• _Exercise task_
Below are some records; retype all of them exactly.

• _Dataset rows_
▬▬▬▬▬▬
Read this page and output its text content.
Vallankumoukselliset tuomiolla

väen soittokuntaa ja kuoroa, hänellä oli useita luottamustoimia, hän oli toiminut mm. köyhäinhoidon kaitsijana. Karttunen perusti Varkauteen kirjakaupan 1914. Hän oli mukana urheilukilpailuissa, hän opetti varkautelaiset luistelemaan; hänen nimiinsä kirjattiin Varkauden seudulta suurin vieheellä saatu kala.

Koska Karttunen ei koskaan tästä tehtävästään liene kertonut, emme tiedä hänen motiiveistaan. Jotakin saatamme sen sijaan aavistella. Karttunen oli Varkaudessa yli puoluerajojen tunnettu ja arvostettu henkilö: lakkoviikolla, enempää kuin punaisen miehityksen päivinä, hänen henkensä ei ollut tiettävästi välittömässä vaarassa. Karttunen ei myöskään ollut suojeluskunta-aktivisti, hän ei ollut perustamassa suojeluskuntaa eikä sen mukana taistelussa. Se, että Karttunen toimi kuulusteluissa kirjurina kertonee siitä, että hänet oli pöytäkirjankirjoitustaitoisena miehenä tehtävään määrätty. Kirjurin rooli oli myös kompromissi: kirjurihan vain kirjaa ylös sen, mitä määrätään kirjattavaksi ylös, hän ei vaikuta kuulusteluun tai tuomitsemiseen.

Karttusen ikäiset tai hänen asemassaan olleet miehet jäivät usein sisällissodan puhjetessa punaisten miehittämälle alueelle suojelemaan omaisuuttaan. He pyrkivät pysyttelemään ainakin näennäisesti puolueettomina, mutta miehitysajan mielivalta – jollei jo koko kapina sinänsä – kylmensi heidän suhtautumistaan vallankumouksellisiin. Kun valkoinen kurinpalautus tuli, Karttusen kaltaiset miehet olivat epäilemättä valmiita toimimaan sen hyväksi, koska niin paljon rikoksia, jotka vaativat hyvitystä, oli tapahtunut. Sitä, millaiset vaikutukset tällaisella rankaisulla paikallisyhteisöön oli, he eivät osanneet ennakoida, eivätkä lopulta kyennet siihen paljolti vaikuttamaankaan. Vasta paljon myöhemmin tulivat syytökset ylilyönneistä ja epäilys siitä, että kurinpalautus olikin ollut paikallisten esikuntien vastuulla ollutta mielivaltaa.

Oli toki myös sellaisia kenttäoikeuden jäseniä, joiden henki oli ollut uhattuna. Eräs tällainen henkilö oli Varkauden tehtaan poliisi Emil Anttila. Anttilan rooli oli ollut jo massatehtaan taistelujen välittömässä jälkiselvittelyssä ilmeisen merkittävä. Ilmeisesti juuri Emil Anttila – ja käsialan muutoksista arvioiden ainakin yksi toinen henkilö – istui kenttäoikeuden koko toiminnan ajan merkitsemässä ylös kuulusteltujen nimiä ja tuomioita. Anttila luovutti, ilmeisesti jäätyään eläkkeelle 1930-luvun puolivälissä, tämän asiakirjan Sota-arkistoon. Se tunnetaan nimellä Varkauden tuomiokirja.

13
▬▬▬▬▬▬
• _Task result_
Read this page and output its text content.
Vallankumoukselliset tuomiolla

väen soittokuntaa ja kuoroa, hänellä oli useita luottamustoimia, hän oli toiminut mm. köyhäinhoidon kaitsijana. Karttunen perusti Varkauteen kirjakaupan 1914. Hän oli mukana urheilukilpailuissa, hän opetti varkautelaiset luistelemaan; hänen nimiinsä kirjattiin Varkauden seudulta suurin vieheellä saatu kala.

Koska Karttunen ei koskaan tästä tehtävästään liene kertonut, emme tiedä hänen motiiveistaan. Jotakin saatamme sen sijaan aavistella. Karttunen oli Varkaudessa yli puoluerajojen tunnettu ja arvostettu henkilö: lakkoviikolla, enempää kuin punaisen miehityksen päivinä, hänen henkensä ei ollut tiettävästi välittömässä vaarassa. Karttunen ei myöskään ollut suojeluskunta-aktivisti, hän ei ollut perustamassa suojeluskuntaa eikä sen mukana taistelussa. Se, että Karttunen toimi kuulusteluissa kirjurina kertonee siitä, että hänet oli pöytäkirjankirjoitustaitoisena miehenä tehtävään määrätty. Kirjurin rooli oli myös kompromissi: kirjurihan vain kirjaa ylös sen, mitä määrätään kirjattavaksi ylös, hän ei vaikuta kuulusteluun tai tuomitsemiseen.

Karttusen ikäiset tai hänen asemassaan olleet miehet jäivät usein sisällissodan puhjetessa punaisten miehittämälle alueelle suojelemaan omaisuuttaan. He pyrkivät pysyttelemään ainakin näennäisesti puolueettomina, mutta miehitysajan mielivalta – jollei jo koko kapina sinänsä – kylmensi heidän suhtautumistaan vallankumouksellisiin. Kun valkoinen kurinpalautus tuli, Karttusen kaltaiset miehet olivat epäilemättä valmiita toimimaan sen hyväksi, koska niin paljon rikoksia, jotka vaativat hyvitystä, oli tapahtunut. Sitä, millaiset vaikutukset tällaisella rankaisulla paikallisyhteisöön oli, he eivät osanneet ennakoida, eivätkä lopulta kyennet siihen paljolti vaikuttamaankaan. Vasta paljon myöhemmin tulivat syytökset ylilyönneistä ja epäilys siitä, että kurinpalautus olikin ollut paikallisten esikuntien vastuulla ollutta mielivaltaa.

Oli toki myös sellaisia kenttäoikeuden jäseniä, joiden henki oli ollut uhattuna. Eräs tällainen henkilö oli Varkauden tehtaan poliisi Emil Anttila. Anttilan rooli oli ollut jo massatehtaan taistelujen välittömässä jälkiselvittelyssä ilmeisen merkittävä. Ilmeisesti juuri Emil Anttila – ja käsialan muutoksista arvioiden ainakin yksi toinen henkilö – istui kenttäoikeuden koko toiminnan ajan merkitsemässä ylös kuulusteltujen nimiä ja tuomioita. Anttila luovutti, ilmeisesti jäätyään eläkkeelle 1930-luvun puolivälissä, tämän asiakirjan Sota-arkistoon. Se tunnetaan nimellä Varkauden tuomiokirja.

13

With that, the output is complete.